(Lines of data)

+-------+

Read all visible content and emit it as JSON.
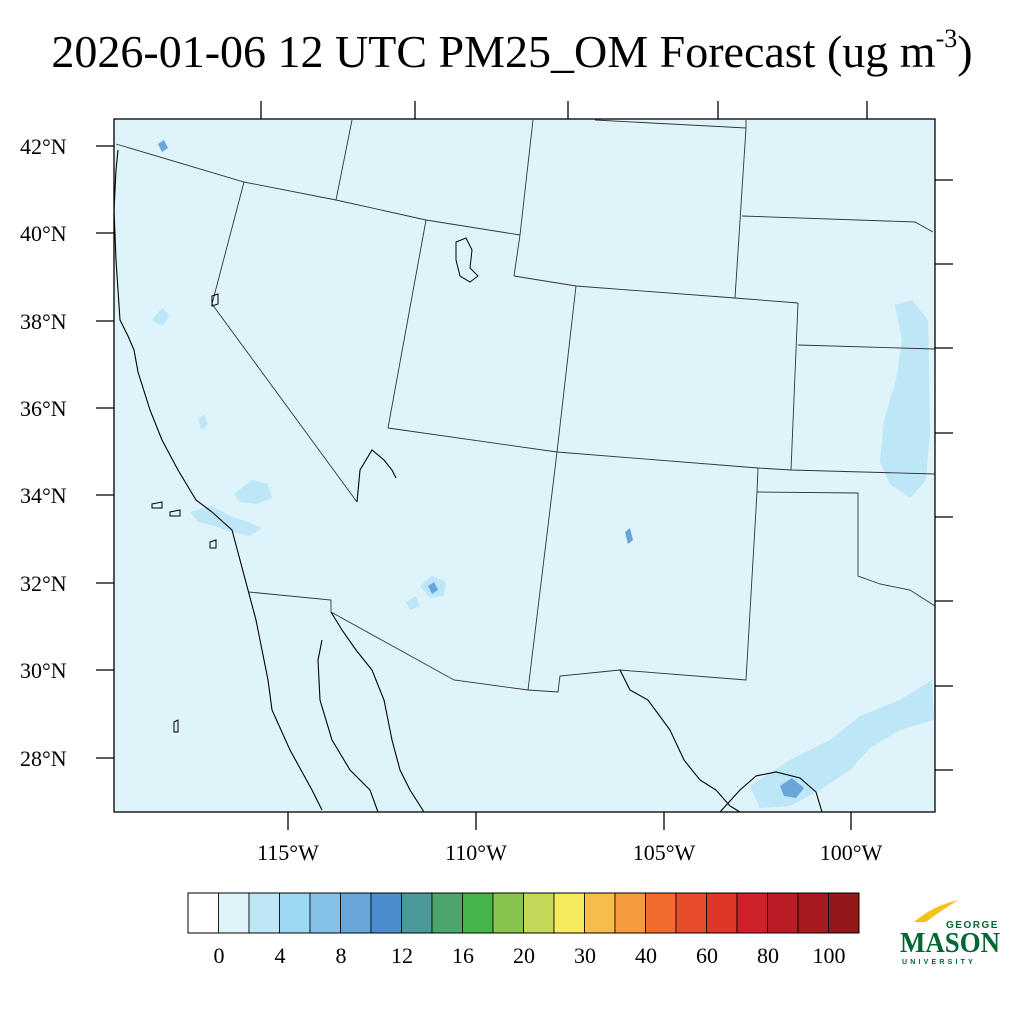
{
  "title": {
    "main": "2026-01-06 12 UTC PM25_OM Forecast (ug m",
    "exponent": "-3",
    "close": ")"
  },
  "map": {
    "lat_labels": [
      "42°N",
      "40°N",
      "38°N",
      "36°N",
      "34°N",
      "32°N",
      "30°N",
      "28°N"
    ],
    "lon_labels": [
      "115°W",
      "110°W",
      "105°W",
      "100°W"
    ],
    "background_color": "#dff3fb",
    "border_color": "#000000"
  },
  "colorbar": {
    "colors": [
      "#ffffff",
      "#dff3fb",
      "#bde6f7",
      "#9dd8f5",
      "#84c2e9",
      "#68a6da",
      "#4a8dcc",
      "#4b9a9a",
      "#4aa66c",
      "#46b44a",
      "#86c44d",
      "#c4d85a",
      "#f6e95d",
      "#f6bc4c",
      "#f59a3e",
      "#f26b2d",
      "#e84c2b",
      "#de3627",
      "#d0202a",
      "#bb1b23",
      "#a8191d",
      "#941719"
    ],
    "tick_labels": [
      "0",
      "4",
      "8",
      "12",
      "16",
      "20",
      "30",
      "40",
      "60",
      "80",
      "100"
    ]
  },
  "logo": {
    "top": "GEORGE",
    "main": "MASON",
    "bottom": "UNIVERSITY",
    "green": "#006633",
    "gold": "#f2c219"
  }
}
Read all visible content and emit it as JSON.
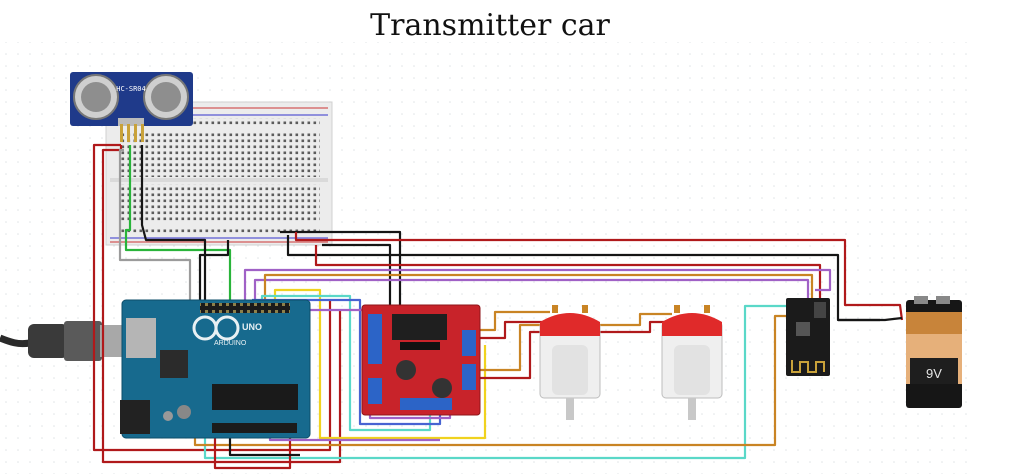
{
  "title": "Transmitter car",
  "components": {
    "ultrasonic_label": "HC-SR04",
    "arduino_brand": "ARDUINO",
    "arduino_model": "UNO",
    "battery_label": "9V"
  },
  "colors": {
    "wire_red": "#b0191b",
    "wire_black": "#151515",
    "wire_green": "#29b43a",
    "wire_gray": "#9b9b9b",
    "wire_purple": "#a061c6",
    "wire_yellow": "#f0d21e",
    "wire_orange": "#c98424",
    "wire_cyan": "#5ad8c8",
    "wire_blue": "#4763d2",
    "arduino_board": "#176a8e",
    "driver_board": "#c8232a",
    "motor_cap": "#e02a2a",
    "breadboard": "#ececec",
    "sensor_board": "#1f3a8a"
  }
}
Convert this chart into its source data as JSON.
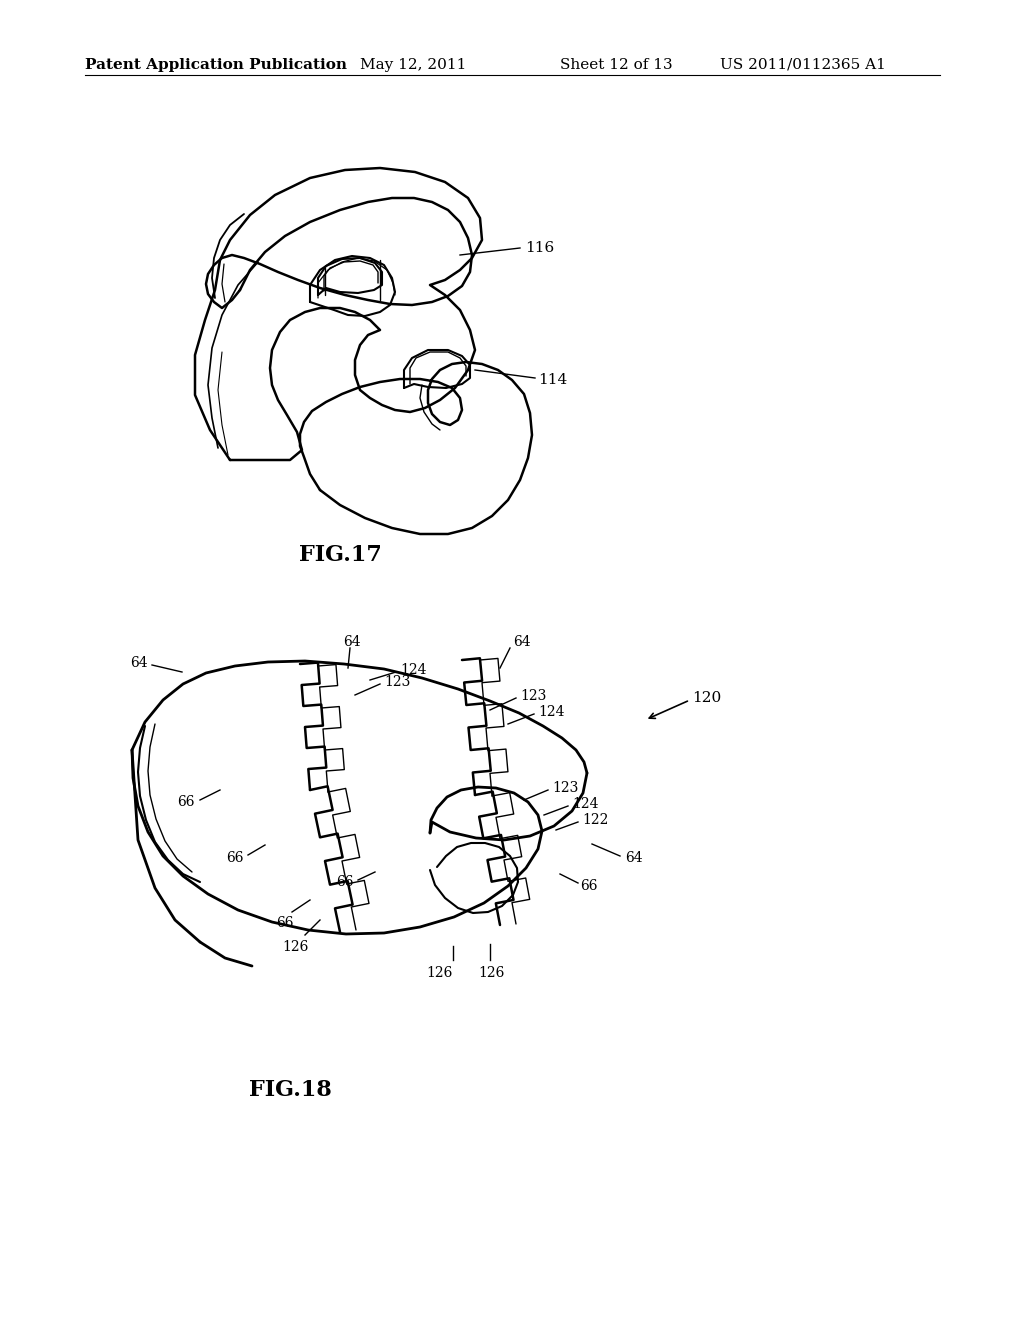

+-------+

# [REQUIRED TASK]
Set every line down exactly as written, leaving each picture out.

# [ANSWER TO THIS EXERCISE]
Read all visible content and emit it as JSON.
{
  "title": {
    "main": "2026-01-06 12 UTC PM25_OM Forecast (ug m",
    "exponent": "-3",
    "close": ")"
  },
  "map": {
    "lat_labels": [
      "42°N",
      "40°N",
      "38°N",
      "36°N",
      "34°N",
      "32°N",
      "30°N",
      "28°N"
    ],
    "lon_labels": [
      "115°W",
      "110°W",
      "105°W",
      "100°W"
    ],
    "background_color": "#dff3fb",
    "border_color": "#000000"
  },
  "colorbar": {
    "colors": [
      "#ffffff",
      "#dff3fb",
      "#bde6f7",
      "#9dd8f5",
      "#84c2e9",
      "#68a6da",
      "#4a8dcc",
      "#4b9a9a",
      "#4aa66c",
      "#46b44a",
      "#86c44d",
      "#c4d85a",
      "#f6e95d",
      "#f6bc4c",
      "#f59a3e",
      "#f26b2d",
      "#e84c2b",
      "#de3627",
      "#d0202a",
      "#bb1b23",
      "#a8191d",
      "#941719"
    ],
    "tick_labels": [
      "0",
      "4",
      "8",
      "12",
      "16",
      "20",
      "30",
      "40",
      "60",
      "80",
      "100"
    ]
  },
  "logo": {
    "top": "GEORGE",
    "main": "MASON",
    "bottom": "UNIVERSITY",
    "green": "#006633",
    "gold": "#f2c219"
  }
}
Read all visible content and emit it as JSON.
{
  "title": "Transmitter car",
  "components": {
    "ultrasonic_label": "HC-SR04",
    "arduino_brand": "ARDUINO",
    "arduino_model": "UNO",
    "battery_label": "9V"
  },
  "colors": {
    "wire_red": "#b0191b",
    "wire_black": "#151515",
    "wire_green": "#29b43a",
    "wire_gray": "#9b9b9b",
    "wire_purple": "#a061c6",
    "wire_yellow": "#f0d21e",
    "wire_orange": "#c98424",
    "wire_cyan": "#5ad8c8",
    "wire_blue": "#4763d2",
    "arduino_board": "#176a8e",
    "driver_board": "#c8232a",
    "motor_cap": "#e02a2a",
    "breadboard": "#ececec",
    "sensor_board": "#1f3a8a"
  }
}
Convert this chart into its source data as JSON.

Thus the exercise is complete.